» STATED EXERCISE: Pick out each line of the records in which the word "right" appears.
--- begin EXTRACTED RECORDS ---
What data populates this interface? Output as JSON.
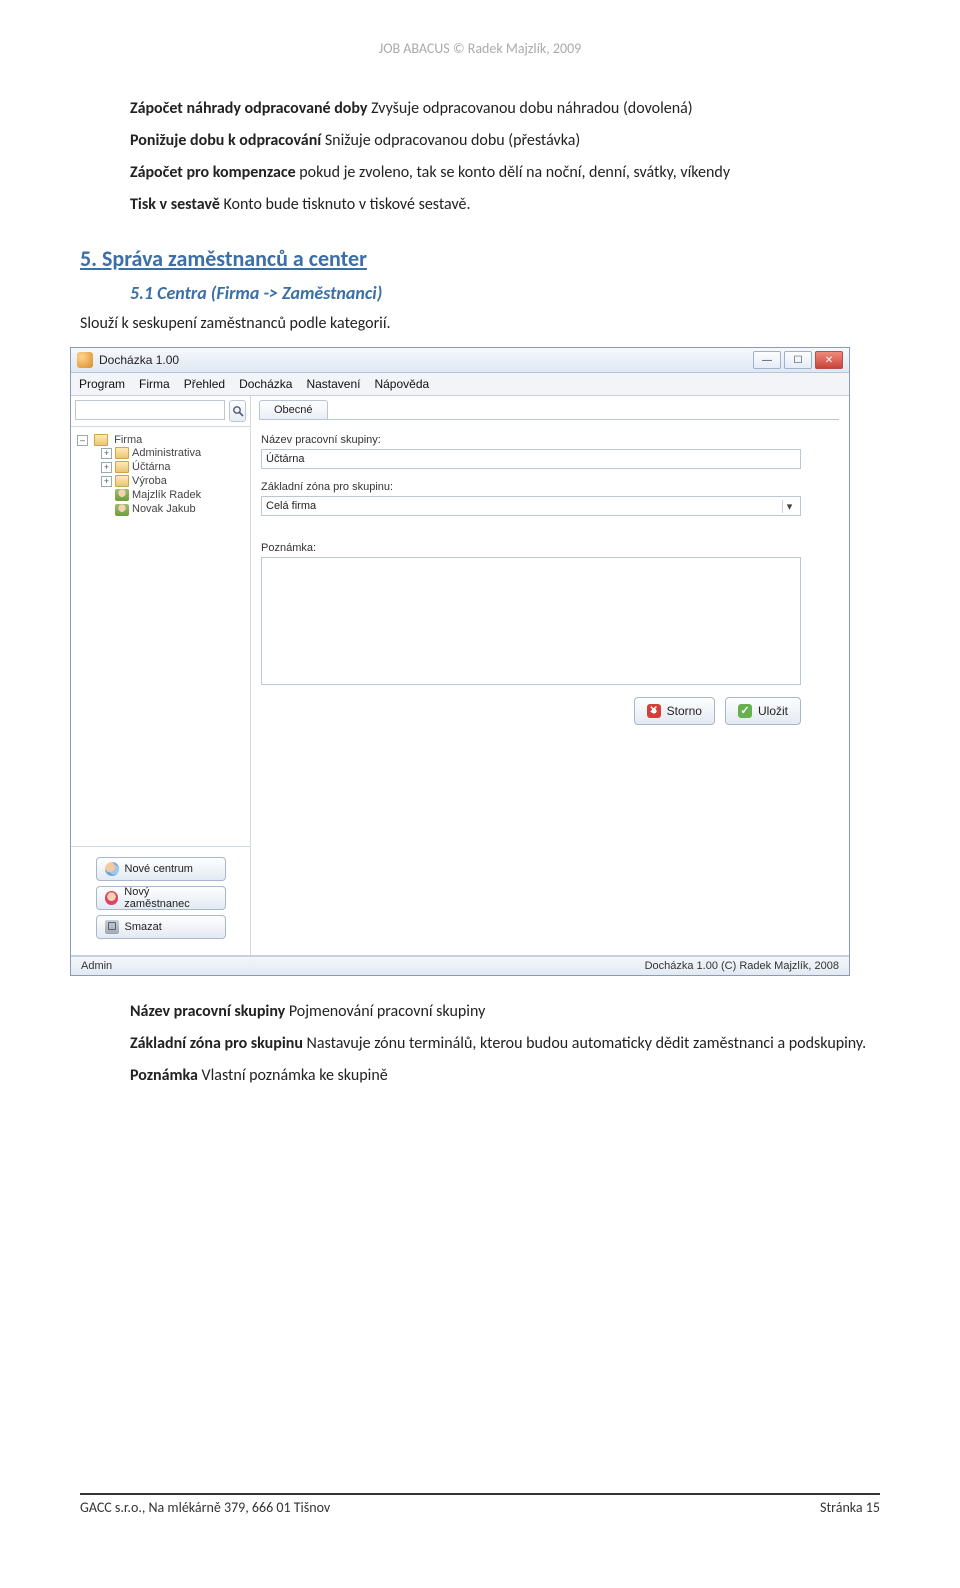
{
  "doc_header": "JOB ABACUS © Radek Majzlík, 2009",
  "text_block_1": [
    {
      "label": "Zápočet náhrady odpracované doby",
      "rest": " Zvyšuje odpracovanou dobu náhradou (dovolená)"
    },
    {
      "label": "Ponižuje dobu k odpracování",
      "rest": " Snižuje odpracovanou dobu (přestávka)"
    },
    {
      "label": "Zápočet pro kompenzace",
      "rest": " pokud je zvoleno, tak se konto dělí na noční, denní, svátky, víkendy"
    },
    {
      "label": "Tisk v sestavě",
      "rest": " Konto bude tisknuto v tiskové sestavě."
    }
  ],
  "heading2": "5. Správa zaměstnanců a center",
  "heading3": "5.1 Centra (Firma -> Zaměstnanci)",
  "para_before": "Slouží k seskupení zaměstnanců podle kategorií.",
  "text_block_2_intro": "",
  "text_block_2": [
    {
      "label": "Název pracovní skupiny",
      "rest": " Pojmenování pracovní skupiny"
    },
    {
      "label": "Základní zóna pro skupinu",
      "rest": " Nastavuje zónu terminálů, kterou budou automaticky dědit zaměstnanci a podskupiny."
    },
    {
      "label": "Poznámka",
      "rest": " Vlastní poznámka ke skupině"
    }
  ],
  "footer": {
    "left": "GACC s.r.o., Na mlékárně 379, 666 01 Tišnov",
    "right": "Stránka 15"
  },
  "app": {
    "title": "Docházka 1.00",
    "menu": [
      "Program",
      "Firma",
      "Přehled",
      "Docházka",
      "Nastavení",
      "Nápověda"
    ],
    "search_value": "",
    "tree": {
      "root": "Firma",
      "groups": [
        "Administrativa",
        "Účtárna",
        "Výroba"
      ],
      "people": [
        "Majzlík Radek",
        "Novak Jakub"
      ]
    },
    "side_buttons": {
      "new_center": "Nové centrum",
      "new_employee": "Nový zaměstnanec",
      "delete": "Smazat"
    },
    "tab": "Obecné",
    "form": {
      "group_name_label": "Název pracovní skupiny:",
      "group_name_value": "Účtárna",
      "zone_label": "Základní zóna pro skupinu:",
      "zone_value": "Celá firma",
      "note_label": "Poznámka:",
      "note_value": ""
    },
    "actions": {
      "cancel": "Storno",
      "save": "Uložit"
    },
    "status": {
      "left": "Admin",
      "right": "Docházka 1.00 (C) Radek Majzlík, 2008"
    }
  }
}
--- end EXTRACTED RECORDS ---
--- begin EXTRACTED RECORDS ---
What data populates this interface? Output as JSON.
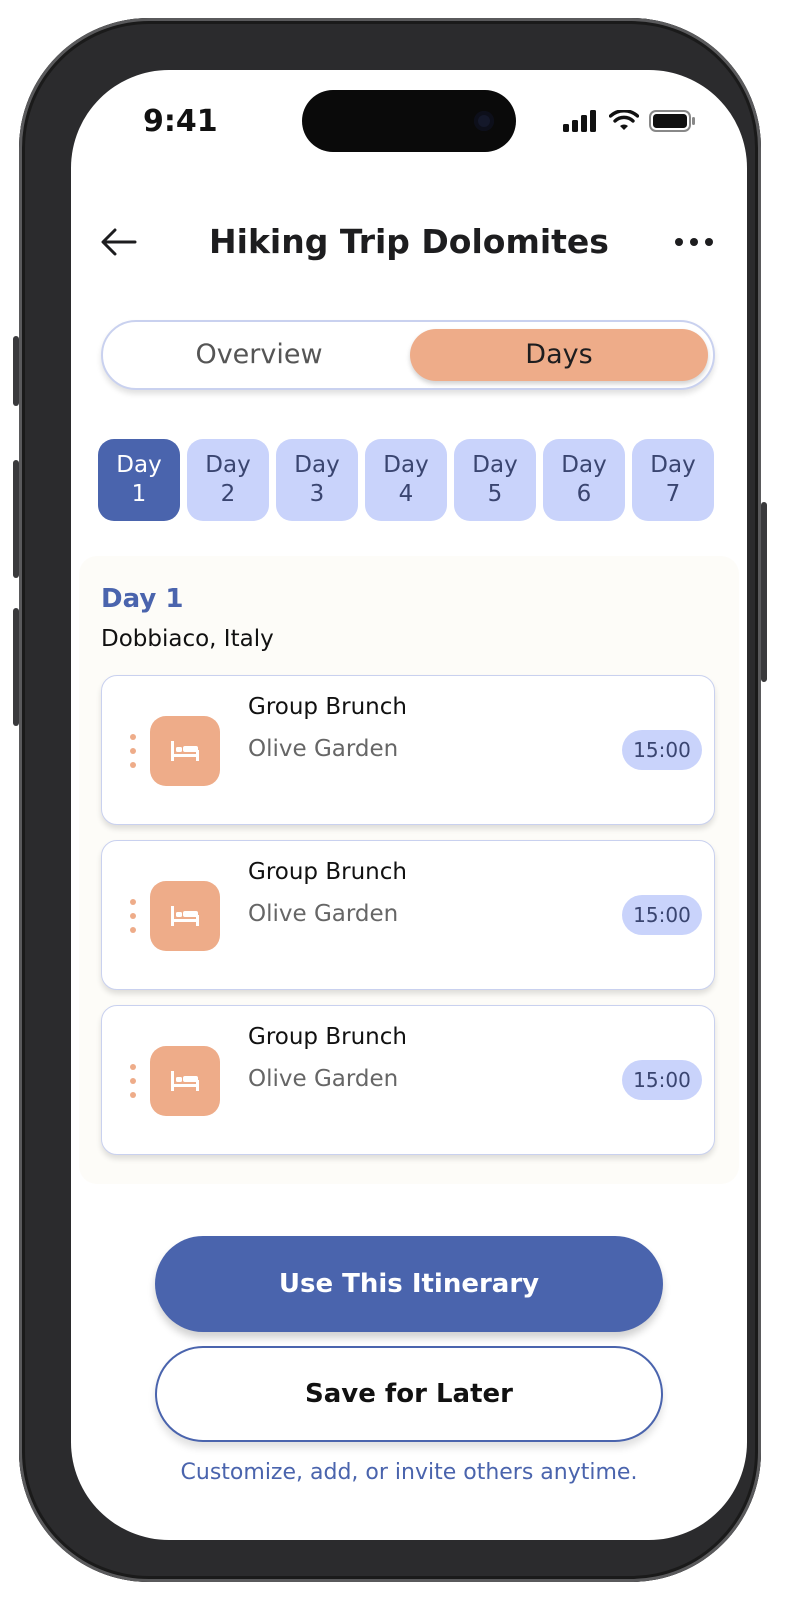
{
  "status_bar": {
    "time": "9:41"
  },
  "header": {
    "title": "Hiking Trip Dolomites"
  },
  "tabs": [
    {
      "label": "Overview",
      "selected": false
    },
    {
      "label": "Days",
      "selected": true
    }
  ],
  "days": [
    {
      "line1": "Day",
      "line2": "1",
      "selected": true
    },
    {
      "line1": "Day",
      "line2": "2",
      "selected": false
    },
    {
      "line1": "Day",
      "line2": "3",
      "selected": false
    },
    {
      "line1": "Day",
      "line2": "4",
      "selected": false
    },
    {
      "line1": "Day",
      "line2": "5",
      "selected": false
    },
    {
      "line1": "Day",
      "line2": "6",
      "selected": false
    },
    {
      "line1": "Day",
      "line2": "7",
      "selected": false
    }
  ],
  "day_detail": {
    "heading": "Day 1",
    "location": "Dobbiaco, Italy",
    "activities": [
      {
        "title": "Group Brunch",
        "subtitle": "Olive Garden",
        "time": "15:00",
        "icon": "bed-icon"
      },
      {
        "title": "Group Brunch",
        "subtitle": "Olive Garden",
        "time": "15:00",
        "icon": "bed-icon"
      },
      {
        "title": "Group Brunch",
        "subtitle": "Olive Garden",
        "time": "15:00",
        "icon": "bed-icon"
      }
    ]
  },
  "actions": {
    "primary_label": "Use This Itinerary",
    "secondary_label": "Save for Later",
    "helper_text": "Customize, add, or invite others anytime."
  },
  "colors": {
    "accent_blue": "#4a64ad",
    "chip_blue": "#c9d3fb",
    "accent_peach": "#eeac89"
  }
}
--- end EXTRACTED RECORDS ---
» SOLUTION:
    "right": "Stránka 15"
      "right": "Docházka 1.00 (C) Radek Majzlík, 2008"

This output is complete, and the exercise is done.